[begin THE RECORDS]

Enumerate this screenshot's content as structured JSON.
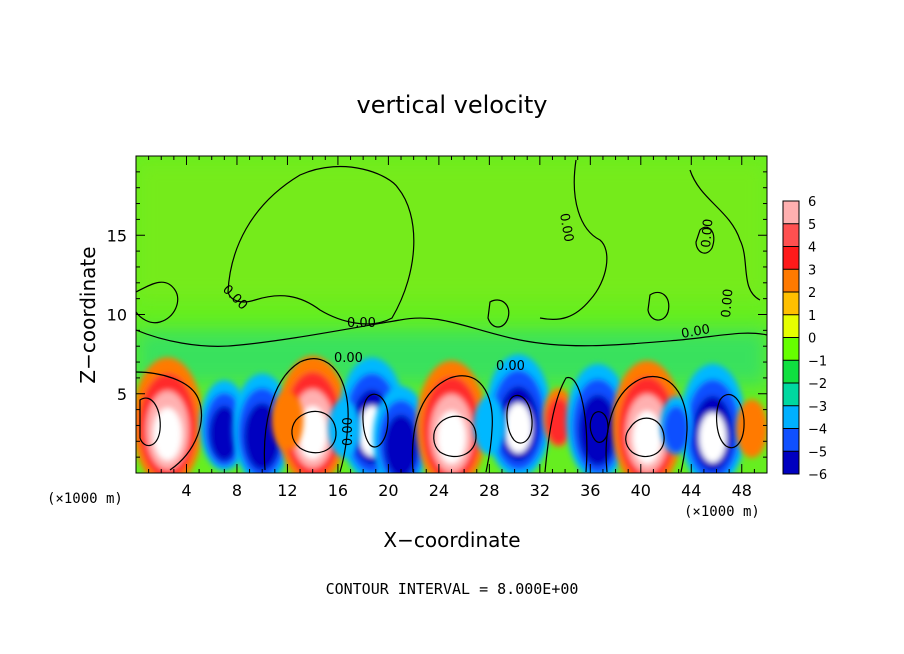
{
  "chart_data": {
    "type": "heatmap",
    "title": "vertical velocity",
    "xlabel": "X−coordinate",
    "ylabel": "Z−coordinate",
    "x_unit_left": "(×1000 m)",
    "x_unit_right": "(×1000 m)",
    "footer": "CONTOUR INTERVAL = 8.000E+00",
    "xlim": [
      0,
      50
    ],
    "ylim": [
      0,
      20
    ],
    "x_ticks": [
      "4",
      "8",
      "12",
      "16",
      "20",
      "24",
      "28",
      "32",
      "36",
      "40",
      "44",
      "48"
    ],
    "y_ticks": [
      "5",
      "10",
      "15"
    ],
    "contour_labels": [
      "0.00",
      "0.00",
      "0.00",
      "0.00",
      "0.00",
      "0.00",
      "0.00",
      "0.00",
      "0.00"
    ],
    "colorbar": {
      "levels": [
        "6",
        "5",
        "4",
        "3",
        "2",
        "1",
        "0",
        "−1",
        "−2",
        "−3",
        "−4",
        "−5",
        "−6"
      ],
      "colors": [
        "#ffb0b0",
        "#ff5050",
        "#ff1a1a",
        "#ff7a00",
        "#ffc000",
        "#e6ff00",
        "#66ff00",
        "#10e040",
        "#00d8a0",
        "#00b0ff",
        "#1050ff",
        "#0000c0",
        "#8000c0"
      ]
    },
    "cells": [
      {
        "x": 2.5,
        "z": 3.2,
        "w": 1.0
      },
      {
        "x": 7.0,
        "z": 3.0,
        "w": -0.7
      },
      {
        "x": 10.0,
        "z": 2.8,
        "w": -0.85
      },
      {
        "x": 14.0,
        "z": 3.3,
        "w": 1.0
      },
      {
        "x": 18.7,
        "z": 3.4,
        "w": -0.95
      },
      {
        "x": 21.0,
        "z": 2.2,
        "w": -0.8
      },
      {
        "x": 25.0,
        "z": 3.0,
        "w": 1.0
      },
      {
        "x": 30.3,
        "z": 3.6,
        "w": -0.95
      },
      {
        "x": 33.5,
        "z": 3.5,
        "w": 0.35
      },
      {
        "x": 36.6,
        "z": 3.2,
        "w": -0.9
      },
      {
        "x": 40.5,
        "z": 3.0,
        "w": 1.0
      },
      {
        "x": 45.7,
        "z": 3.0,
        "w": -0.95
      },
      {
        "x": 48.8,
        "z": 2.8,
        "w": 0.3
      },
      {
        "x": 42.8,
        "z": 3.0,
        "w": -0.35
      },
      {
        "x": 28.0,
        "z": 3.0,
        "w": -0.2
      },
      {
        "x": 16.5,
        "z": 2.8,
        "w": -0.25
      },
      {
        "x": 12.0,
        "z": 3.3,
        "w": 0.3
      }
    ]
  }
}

[end THE RECORDS]

WHAT TO DO:
Filter out all lines lacking the word "coordinate" and copy the rest.

TASK RESULT:
    "xlabel": "X−coordinate",
    "ylabel": "Z−coordinate",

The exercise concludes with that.